--- Start ---
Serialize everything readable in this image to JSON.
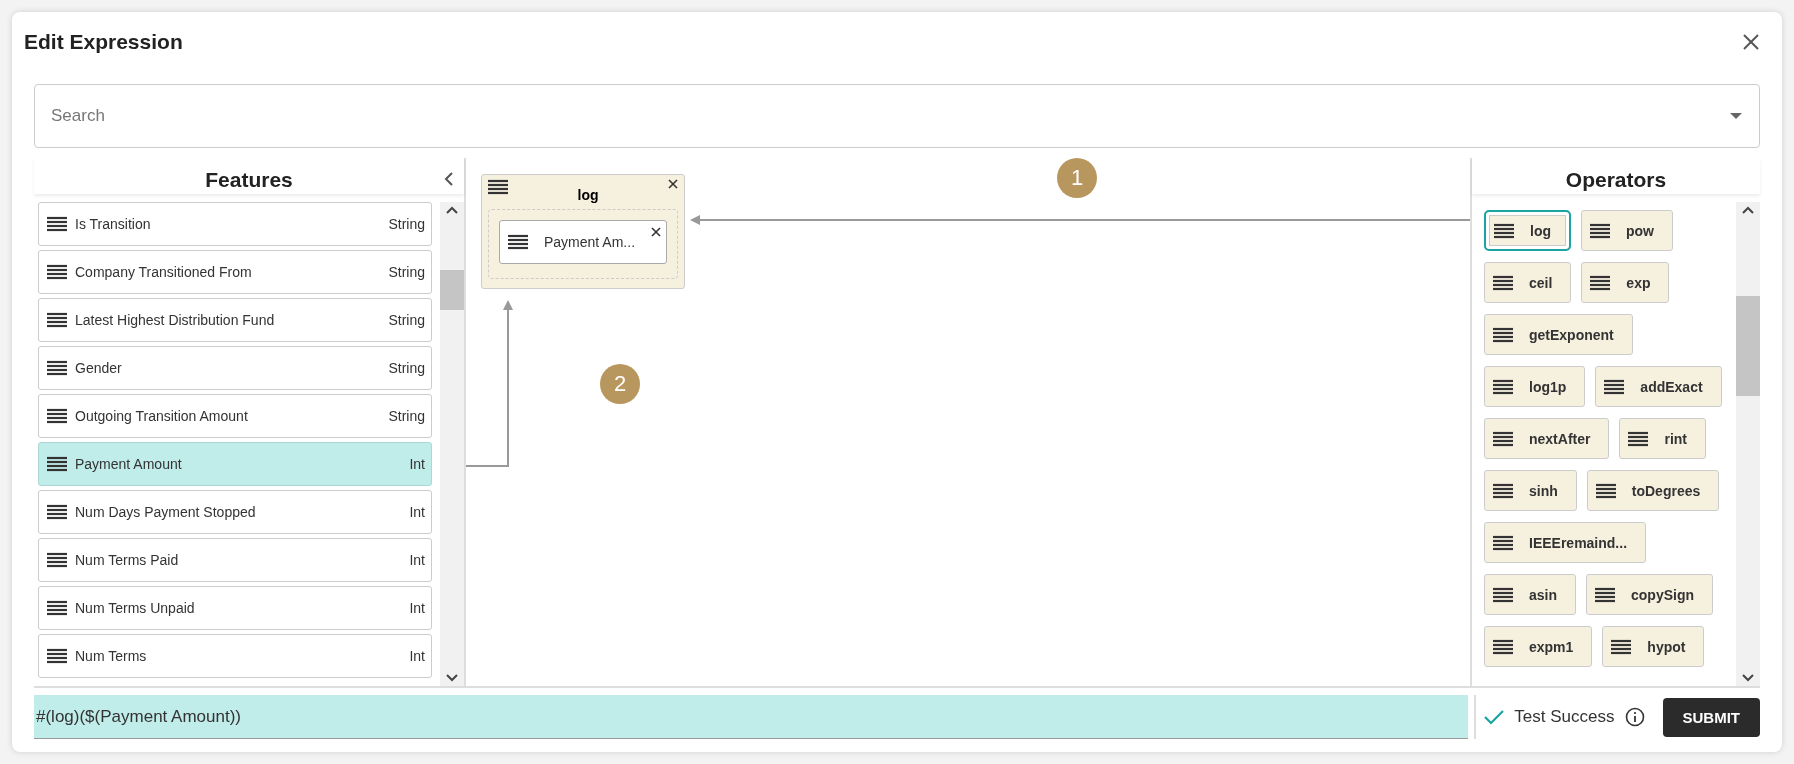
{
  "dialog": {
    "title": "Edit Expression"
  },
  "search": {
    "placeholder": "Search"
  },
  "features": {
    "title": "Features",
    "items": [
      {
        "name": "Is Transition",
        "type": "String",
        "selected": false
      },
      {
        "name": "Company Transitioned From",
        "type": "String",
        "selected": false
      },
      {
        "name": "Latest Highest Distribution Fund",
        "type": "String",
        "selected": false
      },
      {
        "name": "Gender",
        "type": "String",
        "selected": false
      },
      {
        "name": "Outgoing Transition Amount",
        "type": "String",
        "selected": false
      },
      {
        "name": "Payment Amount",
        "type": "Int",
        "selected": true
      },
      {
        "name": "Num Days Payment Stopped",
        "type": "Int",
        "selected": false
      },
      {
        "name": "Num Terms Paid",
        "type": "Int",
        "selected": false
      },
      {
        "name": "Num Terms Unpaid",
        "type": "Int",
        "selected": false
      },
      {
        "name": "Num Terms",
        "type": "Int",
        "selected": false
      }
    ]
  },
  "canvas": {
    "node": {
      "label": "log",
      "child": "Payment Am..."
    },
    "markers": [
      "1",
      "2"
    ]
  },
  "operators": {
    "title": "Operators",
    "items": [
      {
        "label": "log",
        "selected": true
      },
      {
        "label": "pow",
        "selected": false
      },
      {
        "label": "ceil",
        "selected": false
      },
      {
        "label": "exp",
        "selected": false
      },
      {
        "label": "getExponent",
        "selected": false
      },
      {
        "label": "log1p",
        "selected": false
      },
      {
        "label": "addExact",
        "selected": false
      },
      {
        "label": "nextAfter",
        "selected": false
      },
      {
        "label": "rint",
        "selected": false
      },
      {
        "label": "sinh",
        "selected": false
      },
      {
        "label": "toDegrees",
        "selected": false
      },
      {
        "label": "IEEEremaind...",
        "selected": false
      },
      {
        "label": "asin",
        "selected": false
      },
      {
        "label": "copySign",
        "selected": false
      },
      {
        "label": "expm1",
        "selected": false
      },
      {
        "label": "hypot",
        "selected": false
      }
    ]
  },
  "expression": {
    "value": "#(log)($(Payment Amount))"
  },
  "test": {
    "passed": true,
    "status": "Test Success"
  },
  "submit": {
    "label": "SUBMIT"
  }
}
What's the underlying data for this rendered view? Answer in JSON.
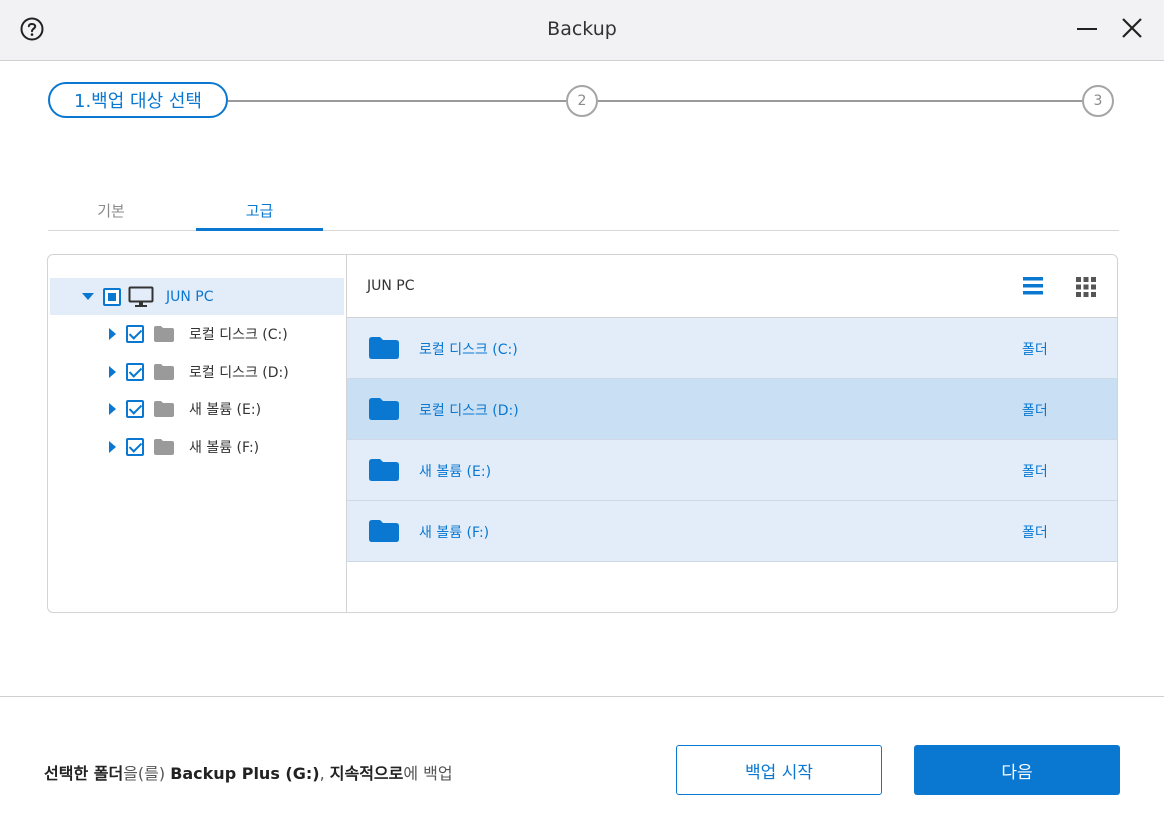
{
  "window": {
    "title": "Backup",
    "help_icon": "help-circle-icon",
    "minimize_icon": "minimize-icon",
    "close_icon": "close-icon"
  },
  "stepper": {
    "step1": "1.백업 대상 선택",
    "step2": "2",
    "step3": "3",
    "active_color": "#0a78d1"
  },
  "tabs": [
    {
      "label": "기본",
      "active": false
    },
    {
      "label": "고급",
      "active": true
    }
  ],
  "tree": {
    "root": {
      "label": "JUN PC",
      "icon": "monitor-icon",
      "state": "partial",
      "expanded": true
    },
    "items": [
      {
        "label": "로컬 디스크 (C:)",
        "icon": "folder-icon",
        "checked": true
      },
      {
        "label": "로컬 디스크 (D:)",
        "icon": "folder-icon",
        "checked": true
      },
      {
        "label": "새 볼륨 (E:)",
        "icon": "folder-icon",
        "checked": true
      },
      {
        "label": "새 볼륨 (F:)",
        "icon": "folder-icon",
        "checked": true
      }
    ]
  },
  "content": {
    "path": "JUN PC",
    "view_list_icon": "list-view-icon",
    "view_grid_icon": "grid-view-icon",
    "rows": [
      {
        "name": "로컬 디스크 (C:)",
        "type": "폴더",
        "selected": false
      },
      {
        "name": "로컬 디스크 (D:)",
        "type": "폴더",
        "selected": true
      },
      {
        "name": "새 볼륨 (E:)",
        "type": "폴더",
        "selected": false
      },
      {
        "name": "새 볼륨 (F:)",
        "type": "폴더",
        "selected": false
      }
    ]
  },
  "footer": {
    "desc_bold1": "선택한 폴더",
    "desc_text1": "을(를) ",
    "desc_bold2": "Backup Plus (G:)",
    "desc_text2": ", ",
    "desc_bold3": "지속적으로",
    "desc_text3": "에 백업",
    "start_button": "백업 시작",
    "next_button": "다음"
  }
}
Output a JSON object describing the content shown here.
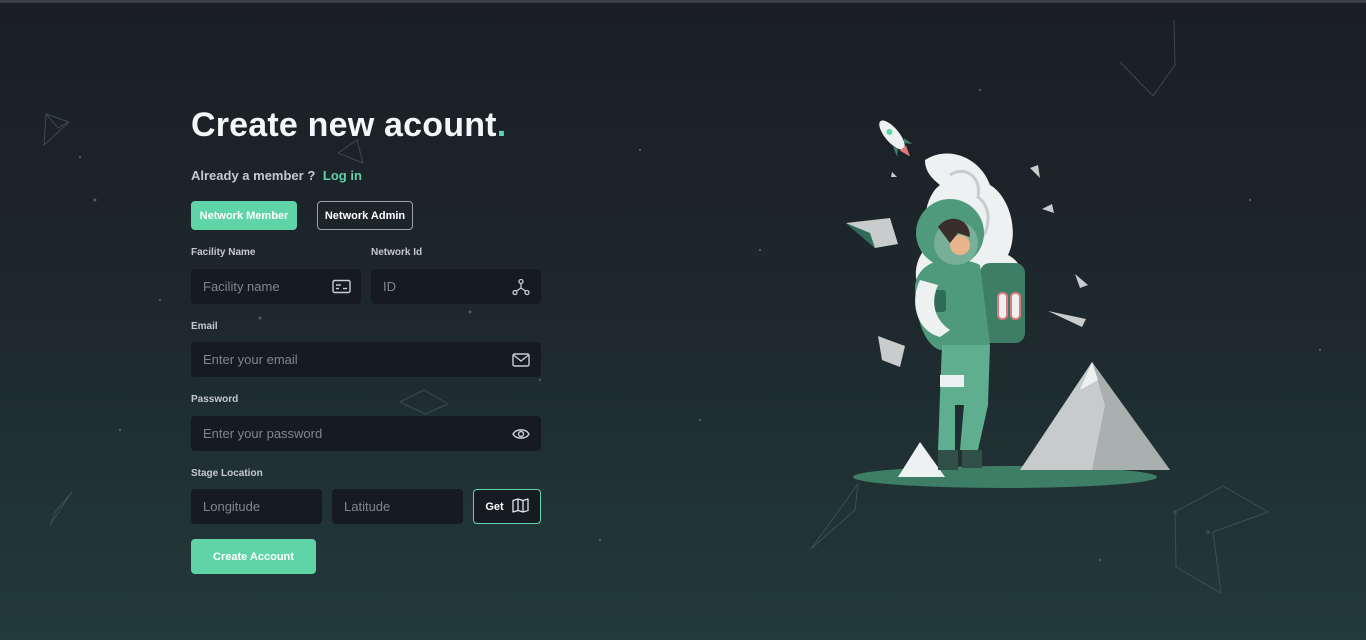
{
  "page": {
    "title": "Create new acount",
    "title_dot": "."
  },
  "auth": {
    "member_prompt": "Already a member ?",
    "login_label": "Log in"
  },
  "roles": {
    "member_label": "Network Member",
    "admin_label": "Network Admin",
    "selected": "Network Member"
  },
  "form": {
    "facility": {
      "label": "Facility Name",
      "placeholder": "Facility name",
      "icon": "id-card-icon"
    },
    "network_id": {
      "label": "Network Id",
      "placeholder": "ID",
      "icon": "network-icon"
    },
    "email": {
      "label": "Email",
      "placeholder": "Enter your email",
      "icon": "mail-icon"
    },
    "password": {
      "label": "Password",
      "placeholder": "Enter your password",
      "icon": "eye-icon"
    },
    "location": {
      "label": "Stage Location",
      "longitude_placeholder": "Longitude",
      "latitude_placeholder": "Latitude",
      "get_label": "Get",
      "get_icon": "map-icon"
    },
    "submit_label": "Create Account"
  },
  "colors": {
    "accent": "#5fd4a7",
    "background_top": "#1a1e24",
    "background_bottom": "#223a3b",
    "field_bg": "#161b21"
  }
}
--- End ---
### EXERCISE TASK
Among the entries above, how many lines hold the string "view"? Respond with nothing but the number.

### COMPLETED TASK
3